▶ Prompt:
Reply with one number only: the count of lines below that contain the word "participants".

-- start Material for this exercise --

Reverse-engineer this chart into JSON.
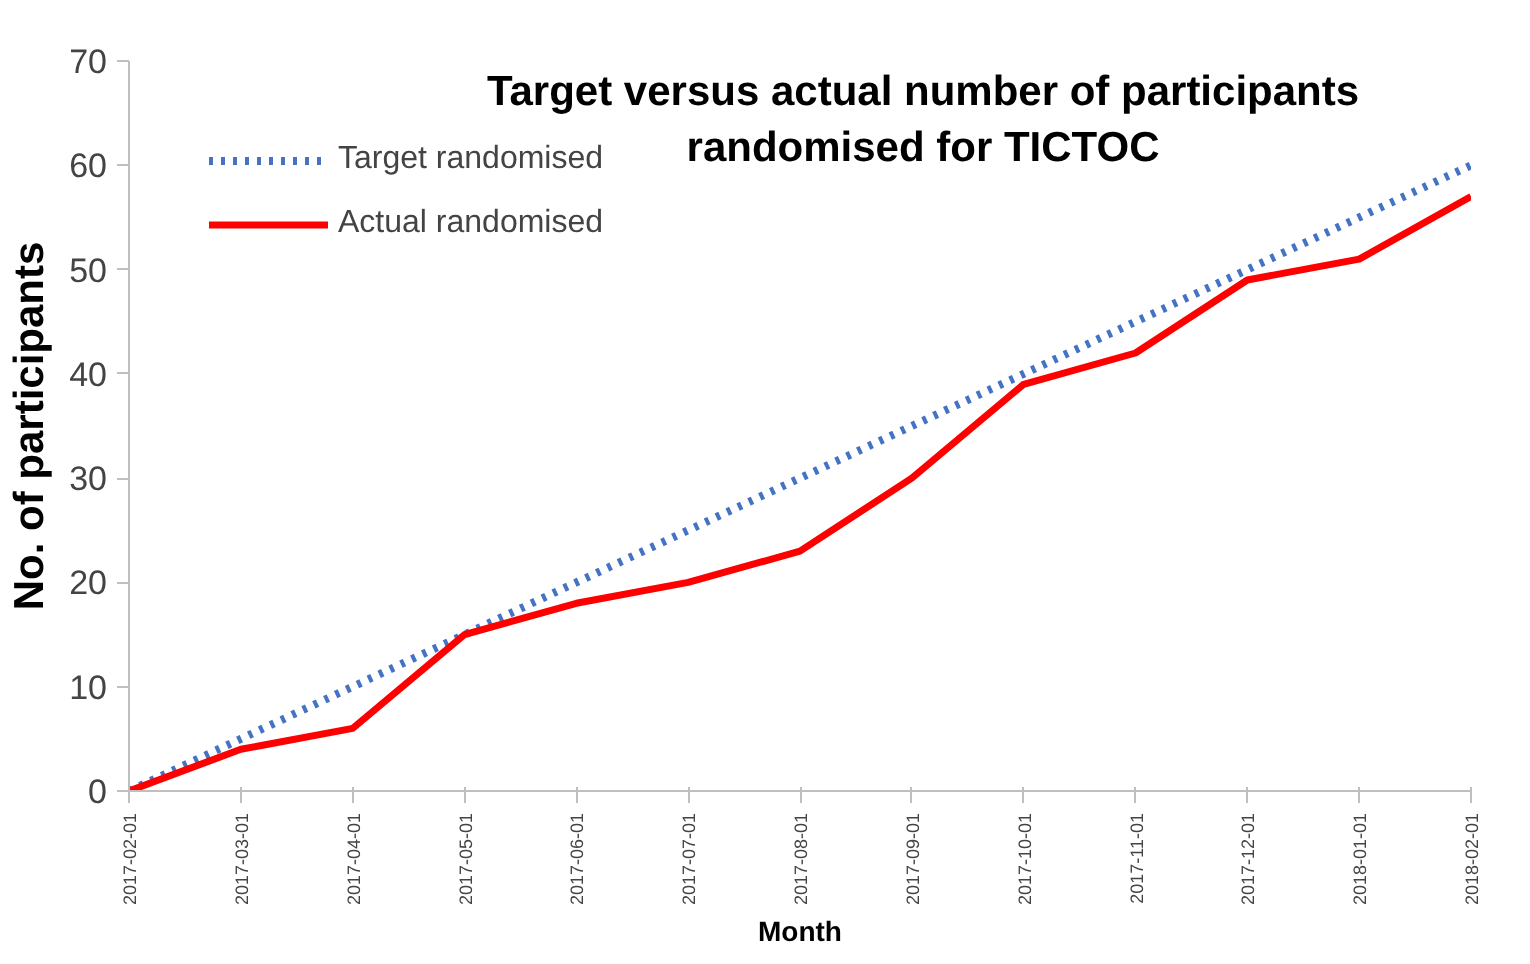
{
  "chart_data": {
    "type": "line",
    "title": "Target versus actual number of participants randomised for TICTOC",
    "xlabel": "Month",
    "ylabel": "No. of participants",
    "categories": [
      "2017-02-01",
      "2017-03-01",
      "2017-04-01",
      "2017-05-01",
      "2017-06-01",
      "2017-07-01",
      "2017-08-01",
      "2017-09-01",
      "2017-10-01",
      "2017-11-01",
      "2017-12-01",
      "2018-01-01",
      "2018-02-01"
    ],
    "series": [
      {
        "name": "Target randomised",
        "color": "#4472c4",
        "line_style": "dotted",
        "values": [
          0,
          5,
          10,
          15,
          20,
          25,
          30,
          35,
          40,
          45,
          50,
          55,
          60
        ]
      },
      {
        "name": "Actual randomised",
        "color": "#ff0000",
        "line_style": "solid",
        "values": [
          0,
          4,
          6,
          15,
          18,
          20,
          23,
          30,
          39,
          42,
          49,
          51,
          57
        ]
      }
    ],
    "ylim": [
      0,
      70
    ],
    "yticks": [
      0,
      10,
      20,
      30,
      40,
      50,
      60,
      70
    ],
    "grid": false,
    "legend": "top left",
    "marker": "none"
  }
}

-- end Material for this exercise --

▶ Written solution:
2